━━ RECORD LIST ━━

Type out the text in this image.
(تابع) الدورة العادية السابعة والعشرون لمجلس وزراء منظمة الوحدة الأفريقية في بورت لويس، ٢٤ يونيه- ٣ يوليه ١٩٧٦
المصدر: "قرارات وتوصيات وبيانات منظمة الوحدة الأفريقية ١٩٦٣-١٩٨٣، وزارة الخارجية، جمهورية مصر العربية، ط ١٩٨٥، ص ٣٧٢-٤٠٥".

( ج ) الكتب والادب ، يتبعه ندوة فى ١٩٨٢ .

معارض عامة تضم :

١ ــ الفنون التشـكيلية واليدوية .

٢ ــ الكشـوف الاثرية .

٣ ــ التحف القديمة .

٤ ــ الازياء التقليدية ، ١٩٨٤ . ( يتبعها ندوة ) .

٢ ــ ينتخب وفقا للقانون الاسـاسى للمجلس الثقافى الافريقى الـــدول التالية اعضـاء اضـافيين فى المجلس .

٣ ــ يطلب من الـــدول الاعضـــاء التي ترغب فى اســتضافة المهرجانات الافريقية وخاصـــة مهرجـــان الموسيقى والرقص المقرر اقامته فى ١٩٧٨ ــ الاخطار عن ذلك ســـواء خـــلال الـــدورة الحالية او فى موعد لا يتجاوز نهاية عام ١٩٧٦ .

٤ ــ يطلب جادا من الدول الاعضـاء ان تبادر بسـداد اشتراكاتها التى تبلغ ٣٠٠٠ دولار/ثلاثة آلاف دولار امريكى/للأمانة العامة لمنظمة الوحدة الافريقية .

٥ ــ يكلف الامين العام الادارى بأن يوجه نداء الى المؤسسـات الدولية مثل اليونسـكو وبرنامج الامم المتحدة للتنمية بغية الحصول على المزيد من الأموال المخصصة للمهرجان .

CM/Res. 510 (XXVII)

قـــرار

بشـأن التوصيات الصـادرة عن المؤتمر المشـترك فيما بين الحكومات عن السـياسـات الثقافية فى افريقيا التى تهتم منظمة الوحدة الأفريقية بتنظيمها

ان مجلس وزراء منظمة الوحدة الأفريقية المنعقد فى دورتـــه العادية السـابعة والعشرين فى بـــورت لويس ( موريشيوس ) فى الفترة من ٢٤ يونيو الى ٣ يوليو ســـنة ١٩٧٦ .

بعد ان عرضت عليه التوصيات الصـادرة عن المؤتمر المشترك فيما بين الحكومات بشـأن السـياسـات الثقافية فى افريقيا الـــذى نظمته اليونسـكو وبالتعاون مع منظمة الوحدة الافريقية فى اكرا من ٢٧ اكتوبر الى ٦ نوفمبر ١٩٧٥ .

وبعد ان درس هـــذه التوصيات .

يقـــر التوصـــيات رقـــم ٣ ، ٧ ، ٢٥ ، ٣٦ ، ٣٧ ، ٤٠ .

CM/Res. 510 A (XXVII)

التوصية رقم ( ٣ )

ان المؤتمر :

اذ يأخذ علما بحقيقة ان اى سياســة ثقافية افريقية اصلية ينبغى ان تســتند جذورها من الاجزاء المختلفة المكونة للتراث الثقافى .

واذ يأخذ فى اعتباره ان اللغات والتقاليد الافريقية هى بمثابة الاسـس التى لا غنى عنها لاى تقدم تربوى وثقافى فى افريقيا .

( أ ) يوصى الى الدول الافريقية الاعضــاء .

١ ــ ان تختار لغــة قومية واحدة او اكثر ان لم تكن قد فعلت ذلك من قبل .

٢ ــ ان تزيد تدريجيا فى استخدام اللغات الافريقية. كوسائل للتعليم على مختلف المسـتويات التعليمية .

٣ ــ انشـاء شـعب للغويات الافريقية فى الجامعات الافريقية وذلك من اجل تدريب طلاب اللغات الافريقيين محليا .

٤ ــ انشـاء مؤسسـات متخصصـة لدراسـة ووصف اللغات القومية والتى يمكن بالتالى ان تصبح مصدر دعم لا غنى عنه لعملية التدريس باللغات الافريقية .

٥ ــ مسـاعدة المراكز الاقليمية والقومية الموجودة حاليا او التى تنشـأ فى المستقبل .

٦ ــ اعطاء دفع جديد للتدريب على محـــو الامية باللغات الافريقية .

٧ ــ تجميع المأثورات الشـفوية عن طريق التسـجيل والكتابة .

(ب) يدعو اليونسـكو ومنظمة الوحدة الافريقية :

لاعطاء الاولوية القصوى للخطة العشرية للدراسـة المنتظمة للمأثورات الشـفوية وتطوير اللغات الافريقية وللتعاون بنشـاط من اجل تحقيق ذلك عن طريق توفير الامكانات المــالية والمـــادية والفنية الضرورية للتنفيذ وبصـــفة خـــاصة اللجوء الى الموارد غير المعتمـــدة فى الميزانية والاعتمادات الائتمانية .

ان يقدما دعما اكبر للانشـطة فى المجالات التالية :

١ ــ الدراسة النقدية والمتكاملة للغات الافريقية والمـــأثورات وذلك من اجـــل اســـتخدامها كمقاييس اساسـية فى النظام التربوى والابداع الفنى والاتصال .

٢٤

━━━

- **WHAT IS NEEDED**
Quote each line of the data above exactly as written.

- **CORRECT RESULT**
Type out the text in this image.
(تابع) الدورة العادية السابعة والعشرون لمجلس وزراء منظمة الوحدة الأفريقية في بورت لويس، ٢٤ يونيه- ٣ يوليه ١٩٧٦
المصدر: "قرارات وتوصيات وبيانات منظمة الوحدة الأفريقية ١٩٦٣-١٩٨٣، وزارة الخارجية، جمهورية مصر العربية، ط ١٩٨٥، ص ٣٧٢-٤٠٥".

( ج ) الكتب والادب ، يتبعه ندوة فى ١٩٨٢ .

معارض عامة تضم :

١ ــ الفنون التشـكيلية واليدوية .

٢ ــ الكشـوف الاثرية .

٣ ــ التحف القديمة .

٤ ــ الازياء التقليدية ، ١٩٨٤ . ( يتبعها ندوة ) .

٢ ــ ينتخب وفقا للقانون الاسـاسى للمجلس الثقافى الافريقى الـــدول التالية اعضـاء اضـافيين فى المجلس .

٣ ــ يطلب من الـــدول الاعضـــاء التي ترغب فى اســتضافة المهرجانات الافريقية وخاصـــة مهرجـــان الموسيقى والرقص المقرر اقامته فى ١٩٧٨ ــ الاخطار عن ذلك ســـواء خـــلال الـــدورة الحالية او فى موعد لا يتجاوز نهاية عام ١٩٧٦ .

٤ ــ يطلب جادا من الدول الاعضـاء ان تبادر بسـداد اشتراكاتها التى تبلغ ٣٠٠٠ دولار/ثلاثة آلاف دولار امريكى/للأمانة العامة لمنظمة الوحدة الافريقية .

٥ ــ يكلف الامين العام الادارى بأن يوجه نداء الى المؤسسـات الدولية مثل اليونسـكو وبرنامج الامم المتحدة للتنمية بغية الحصول على المزيد من الأموال المخصصة للمهرجان .

CM/Res. 510 (XXVII)

قـــرار

بشـأن التوصيات الصـادرة عن المؤتمر المشـترك فيما بين الحكومات عن السـياسـات الثقافية فى افريقيا التى تهتم منظمة الوحدة الأفريقية بتنظيمها

ان مجلس وزراء منظمة الوحدة الأفريقية المنعقد فى دورتـــه العادية السـابعة والعشرين فى بـــورت لويس ( موريشيوس ) فى الفترة من ٢٤ يونيو الى ٣ يوليو ســـنة ١٩٧٦ .

بعد ان عرضت عليه التوصيات الصـادرة عن المؤتمر المشترك فيما بين الحكومات بشـأن السـياسـات الثقافية فى افريقيا الـــذى نظمته اليونسـكو وبالتعاون مع منظمة الوحدة الافريقية فى اكرا من ٢٧ اكتوبر الى ٦ نوفمبر ١٩٧٥ .

وبعد ان درس هـــذه التوصيات .

يقـــر التوصـــيات رقـــم ٣ ، ٧ ، ٢٥ ، ٣٦ ، ٣٧ ، ٤٠ .

CM/Res. 510 A (XXVII)

التوصية رقم ( ٣ )

ان المؤتمر :

اذ يأخذ علما بحقيقة ان اى سياســة ثقافية افريقية اصلية ينبغى ان تســتند جذورها من الاجزاء المختلفة المكونة للتراث الثقافى .

واذ يأخذ فى اعتباره ان اللغات والتقاليد الافريقية هى بمثابة الاسـس التى لا غنى عنها لاى تقدم تربوى وثقافى فى افريقيا .

( أ ) يوصى الى الدول الافريقية الاعضــاء .

١ ــ ان تختار لغــة قومية واحدة او اكثر ان لم تكن قد فعلت ذلك من قبل .

٢ ــ ان تزيد تدريجيا فى استخدام اللغات الافريقية. كوسائل للتعليم على مختلف المسـتويات التعليمية .

٣ ــ انشـاء شـعب للغويات الافريقية فى الجامعات الافريقية وذلك من اجل تدريب طلاب اللغات الافريقيين محليا .

٤ ــ انشـاء مؤسسـات متخصصـة لدراسـة ووصف اللغات القومية والتى يمكن بالتالى ان تصبح مصدر دعم لا غنى عنه لعملية التدريس باللغات الافريقية .

٥ ــ مسـاعدة المراكز الاقليمية والقومية الموجودة حاليا او التى تنشـأ فى المستقبل .

٦ ــ اعطاء دفع جديد للتدريب على محـــو الامية باللغات الافريقية .

٧ ــ تجميع المأثورات الشـفوية عن طريق التسـجيل والكتابة .

(ب) يدعو اليونسـكو ومنظمة الوحدة الافريقية :

لاعطاء الاولوية القصوى للخطة العشرية للدراسـة المنتظمة للمأثورات الشـفوية وتطوير اللغات الافريقية وللتعاون بنشـاط من اجل تحقيق ذلك عن طريق توفير الامكانات المــالية والمـــادية والفنية الضرورية للتنفيذ وبصـــفة خـــاصة اللجوء الى الموارد غير المعتمـــدة فى الميزانية والاعتمادات الائتمانية .

ان يقدما دعما اكبر للانشـطة فى المجالات التالية :

١ ــ الدراسة النقدية والمتكاملة للغات الافريقية والمـــأثورات وذلك من اجـــل اســـتخدامها كمقاييس اساسـية فى النظام التربوى والابداع الفنى والاتصال .

٢٤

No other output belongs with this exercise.